**Job**
Determine how many lines include the string "також". Output that number only.

**Supplied data**
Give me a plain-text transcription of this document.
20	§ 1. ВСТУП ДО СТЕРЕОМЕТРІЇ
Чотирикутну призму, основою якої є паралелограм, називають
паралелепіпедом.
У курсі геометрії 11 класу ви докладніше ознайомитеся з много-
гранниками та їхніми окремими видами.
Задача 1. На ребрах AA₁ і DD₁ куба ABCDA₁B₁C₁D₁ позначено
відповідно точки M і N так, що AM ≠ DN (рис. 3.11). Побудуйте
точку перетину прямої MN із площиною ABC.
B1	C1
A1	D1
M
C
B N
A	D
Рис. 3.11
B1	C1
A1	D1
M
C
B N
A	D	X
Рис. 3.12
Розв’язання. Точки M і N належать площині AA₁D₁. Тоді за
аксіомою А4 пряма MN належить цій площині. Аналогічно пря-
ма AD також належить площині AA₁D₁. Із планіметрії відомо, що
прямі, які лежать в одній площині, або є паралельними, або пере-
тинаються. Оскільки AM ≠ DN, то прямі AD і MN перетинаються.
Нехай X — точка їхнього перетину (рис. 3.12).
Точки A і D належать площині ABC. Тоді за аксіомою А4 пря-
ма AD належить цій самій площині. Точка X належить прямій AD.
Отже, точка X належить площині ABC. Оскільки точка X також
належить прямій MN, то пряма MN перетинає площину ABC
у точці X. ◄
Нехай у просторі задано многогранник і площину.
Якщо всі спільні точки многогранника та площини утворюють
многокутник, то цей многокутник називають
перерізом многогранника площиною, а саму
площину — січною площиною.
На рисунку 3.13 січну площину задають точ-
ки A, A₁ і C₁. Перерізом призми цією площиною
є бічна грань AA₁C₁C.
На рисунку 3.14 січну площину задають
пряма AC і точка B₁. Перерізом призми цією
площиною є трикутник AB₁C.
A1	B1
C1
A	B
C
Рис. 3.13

**Solution to the problem**
2